Task » Output the material below in full, exactly as it is.

━━ Input data ━━

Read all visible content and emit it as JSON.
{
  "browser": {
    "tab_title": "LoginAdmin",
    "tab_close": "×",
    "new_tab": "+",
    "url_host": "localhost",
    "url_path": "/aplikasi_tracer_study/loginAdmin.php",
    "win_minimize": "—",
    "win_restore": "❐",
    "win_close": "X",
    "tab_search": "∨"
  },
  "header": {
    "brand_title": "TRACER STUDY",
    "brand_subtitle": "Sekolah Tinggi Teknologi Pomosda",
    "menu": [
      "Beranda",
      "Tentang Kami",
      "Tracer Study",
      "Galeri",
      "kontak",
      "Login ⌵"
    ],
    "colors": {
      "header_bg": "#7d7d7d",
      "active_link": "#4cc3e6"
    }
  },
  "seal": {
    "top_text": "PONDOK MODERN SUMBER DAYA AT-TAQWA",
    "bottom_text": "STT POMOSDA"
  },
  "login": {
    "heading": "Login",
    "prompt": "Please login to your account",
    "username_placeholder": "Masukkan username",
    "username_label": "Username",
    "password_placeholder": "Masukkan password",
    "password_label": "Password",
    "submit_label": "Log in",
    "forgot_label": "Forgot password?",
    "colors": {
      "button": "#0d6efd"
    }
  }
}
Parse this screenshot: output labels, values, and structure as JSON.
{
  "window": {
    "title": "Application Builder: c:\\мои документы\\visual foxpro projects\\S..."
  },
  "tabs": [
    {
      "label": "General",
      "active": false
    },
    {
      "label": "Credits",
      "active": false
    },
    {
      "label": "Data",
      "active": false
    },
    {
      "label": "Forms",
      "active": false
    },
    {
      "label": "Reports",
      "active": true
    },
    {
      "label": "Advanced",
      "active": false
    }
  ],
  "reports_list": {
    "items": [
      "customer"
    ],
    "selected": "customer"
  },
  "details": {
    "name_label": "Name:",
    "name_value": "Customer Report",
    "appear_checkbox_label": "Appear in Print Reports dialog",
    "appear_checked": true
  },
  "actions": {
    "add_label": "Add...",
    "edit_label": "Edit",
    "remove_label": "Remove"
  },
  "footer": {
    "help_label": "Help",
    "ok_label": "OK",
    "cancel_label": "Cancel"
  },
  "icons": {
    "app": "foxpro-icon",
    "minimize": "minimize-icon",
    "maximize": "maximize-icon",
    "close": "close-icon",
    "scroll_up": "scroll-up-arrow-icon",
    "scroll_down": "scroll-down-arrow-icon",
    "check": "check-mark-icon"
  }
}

━━━

Exercise output »
Read all visible content and emit it as JSON.
{
  "browser": {
    "tab_title": "LoginAdmin",
    "tab_close": "×",
    "new_tab": "+",
    "url_host": "localhost",
    "url_path": "/aplikasi_tracer_study/loginAdmin.php",
    "win_minimize": "—",
    "win_restore": "❐",
    "win_close": "X",
    "tab_search": "∨"
  },
  "header": {
    "brand_title": "TRACER STUDY",
    "brand_subtitle": "Sekolah Tinggi Teknologi Pomosda",
    "menu": [
      "Beranda",
      "Tentang Kami",
      "Tracer Study",
      "Galeri",
      "kontak",
      "Login ⌵"
    ],
    "colors": {
      "header_bg": "#7d7d7d",
      "active_link": "#4cc3e6"
    }
  },
  "seal": {
    "top_text": "PONDOK MODERN SUMBER DAYA AT-TAQWA",
    "bottom_text": "STT POMOSDA"
  },
  "login": {
    "heading": "Login",
    "prompt": "Please login to your account",
    "username_placeholder": "Masukkan username",
    "username_label": "Username",
    "password_placeholder": "Masukkan password",
    "password_label": "Password",
    "submit_label": "Log in",
    "forgot_label": "Forgot password?",
    "colors": {
      "button": "#0d6efd"
    }
  }
}
Parse this screenshot: output labels, values, and structure as JSON.
{
  "window": {
    "title": "Application Builder: c:\\мои документы\\visual foxpro projects\\S..."
  },
  "tabs": [
    {
      "label": "General",
      "active": false
    },
    {
      "label": "Credits",
      "active": false
    },
    {
      "label": "Data",
      "active": false
    },
    {
      "label": "Forms",
      "active": false
    },
    {
      "label": "Reports",
      "active": true
    },
    {
      "label": "Advanced",
      "active": false
    }
  ],
  "reports_list": {
    "items": [
      "customer"
    ],
    "selected": "customer"
  },
  "details": {
    "name_label": "Name:",
    "name_value": "Customer Report",
    "appear_checkbox_label": "Appear in Print Reports dialog",
    "appear_checked": true
  },
  "actions": {
    "add_label": "Add...",
    "edit_label": "Edit",
    "remove_label": "Remove"
  },
  "footer": {
    "help_label": "Help",
    "ok_label": "OK",
    "cancel_label": "Cancel"
  },
  "icons": {
    "app": "foxpro-icon",
    "minimize": "minimize-icon",
    "maximize": "maximize-icon",
    "close": "close-icon",
    "scroll_up": "scroll-up-arrow-icon",
    "scroll_down": "scroll-down-arrow-icon",
    "check": "check-mark-icon"
  }
}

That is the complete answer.